## WORK TO BE COMPLETED
Copy out each line below containing "Assassin".

## STUDY MATERIAL
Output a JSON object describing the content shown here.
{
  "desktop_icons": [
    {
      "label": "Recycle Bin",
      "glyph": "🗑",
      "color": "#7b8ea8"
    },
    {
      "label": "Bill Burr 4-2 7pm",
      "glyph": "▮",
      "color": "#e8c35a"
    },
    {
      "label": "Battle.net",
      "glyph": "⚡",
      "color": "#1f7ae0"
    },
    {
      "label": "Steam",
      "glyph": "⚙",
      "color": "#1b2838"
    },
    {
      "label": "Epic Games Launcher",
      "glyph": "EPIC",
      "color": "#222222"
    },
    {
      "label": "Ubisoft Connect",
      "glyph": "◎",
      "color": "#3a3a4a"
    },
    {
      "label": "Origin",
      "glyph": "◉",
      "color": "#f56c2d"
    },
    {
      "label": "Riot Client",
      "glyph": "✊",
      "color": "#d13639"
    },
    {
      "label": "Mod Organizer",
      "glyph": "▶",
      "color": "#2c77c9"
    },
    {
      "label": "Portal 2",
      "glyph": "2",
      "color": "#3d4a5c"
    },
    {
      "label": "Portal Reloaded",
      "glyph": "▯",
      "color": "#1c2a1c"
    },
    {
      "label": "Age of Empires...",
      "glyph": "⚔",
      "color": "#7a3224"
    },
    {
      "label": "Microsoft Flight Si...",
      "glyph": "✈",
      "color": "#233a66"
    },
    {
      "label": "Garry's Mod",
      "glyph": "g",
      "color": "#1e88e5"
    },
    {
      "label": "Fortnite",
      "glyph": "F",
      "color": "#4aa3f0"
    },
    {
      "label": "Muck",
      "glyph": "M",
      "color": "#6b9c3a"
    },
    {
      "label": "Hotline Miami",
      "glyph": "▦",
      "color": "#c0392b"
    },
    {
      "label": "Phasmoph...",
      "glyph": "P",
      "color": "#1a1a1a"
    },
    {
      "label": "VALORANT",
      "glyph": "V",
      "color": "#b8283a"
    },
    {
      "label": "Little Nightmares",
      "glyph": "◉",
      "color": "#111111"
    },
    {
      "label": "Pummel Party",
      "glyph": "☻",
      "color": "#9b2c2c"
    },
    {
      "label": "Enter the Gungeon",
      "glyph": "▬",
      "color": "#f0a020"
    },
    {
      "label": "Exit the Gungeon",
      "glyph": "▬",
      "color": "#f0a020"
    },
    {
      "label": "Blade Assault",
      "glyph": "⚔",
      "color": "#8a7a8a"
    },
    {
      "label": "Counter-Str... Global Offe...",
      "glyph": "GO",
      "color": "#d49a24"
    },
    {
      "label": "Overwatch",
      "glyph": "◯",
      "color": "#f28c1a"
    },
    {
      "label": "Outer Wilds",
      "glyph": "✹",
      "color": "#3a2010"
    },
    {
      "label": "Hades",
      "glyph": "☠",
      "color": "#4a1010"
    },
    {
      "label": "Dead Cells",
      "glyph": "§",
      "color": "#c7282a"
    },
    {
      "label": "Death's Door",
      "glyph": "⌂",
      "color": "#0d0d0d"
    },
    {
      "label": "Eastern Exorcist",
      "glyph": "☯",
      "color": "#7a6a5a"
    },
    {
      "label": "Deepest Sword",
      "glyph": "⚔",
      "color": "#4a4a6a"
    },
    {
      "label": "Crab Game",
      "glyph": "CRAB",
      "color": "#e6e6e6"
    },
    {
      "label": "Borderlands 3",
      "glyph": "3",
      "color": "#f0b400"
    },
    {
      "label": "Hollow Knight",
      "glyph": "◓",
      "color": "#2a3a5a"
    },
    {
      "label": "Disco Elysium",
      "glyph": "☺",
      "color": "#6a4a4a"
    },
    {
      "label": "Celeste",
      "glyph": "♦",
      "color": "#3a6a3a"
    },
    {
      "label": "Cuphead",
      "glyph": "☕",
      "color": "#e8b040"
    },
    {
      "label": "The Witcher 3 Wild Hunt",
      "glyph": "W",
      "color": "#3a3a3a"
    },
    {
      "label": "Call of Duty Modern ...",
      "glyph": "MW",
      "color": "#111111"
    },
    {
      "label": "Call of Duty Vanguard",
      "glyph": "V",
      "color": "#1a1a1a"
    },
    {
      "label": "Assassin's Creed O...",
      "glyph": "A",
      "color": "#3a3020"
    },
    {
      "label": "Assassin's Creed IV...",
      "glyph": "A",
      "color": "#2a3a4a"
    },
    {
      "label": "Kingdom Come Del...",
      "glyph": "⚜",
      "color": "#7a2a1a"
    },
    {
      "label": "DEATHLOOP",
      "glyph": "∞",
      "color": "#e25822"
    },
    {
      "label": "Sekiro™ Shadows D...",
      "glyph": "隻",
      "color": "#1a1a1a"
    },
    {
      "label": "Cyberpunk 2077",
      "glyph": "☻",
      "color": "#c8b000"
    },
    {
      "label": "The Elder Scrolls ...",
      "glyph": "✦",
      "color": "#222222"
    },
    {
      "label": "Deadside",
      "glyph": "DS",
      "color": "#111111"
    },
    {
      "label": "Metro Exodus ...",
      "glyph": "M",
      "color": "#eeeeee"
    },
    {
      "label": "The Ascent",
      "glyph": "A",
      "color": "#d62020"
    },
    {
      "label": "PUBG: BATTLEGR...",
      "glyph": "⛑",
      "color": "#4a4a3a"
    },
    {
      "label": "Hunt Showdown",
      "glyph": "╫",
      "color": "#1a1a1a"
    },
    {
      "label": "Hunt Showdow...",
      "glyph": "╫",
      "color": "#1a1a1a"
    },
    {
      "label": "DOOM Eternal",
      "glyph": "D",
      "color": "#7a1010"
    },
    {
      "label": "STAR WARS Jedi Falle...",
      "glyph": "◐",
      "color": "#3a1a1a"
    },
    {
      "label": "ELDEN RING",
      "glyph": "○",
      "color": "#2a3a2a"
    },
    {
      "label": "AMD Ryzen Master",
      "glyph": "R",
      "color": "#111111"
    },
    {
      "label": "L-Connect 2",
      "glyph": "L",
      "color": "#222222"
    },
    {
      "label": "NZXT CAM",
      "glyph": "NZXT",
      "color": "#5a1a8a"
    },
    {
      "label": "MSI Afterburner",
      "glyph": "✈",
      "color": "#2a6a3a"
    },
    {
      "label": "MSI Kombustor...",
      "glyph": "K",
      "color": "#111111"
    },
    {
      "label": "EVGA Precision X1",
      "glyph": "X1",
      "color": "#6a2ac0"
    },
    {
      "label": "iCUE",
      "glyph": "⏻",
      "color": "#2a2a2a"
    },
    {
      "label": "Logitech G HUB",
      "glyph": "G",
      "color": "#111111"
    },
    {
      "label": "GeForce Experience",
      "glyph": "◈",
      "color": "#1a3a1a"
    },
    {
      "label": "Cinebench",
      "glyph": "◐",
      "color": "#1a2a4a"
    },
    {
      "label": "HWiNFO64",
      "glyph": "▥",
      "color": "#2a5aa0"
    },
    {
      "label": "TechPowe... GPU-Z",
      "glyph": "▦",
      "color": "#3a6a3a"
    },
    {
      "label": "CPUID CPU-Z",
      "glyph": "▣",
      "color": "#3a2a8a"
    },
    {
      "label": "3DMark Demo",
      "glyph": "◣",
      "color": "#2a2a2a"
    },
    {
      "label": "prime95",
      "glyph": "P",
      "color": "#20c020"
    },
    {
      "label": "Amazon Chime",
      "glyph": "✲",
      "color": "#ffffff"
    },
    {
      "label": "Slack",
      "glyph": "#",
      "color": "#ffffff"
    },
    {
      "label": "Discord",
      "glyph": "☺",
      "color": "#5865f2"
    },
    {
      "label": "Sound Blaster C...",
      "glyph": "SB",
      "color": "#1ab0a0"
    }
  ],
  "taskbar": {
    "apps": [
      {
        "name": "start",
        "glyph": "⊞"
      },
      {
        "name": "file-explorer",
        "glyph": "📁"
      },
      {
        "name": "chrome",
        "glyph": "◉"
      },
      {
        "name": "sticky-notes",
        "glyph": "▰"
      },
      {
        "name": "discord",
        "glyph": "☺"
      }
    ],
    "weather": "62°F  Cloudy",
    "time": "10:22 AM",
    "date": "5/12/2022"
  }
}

## TASK OUTPUT
      "label": "Assassin's Creed O...",
      "label": "Assassin's Creed IV...",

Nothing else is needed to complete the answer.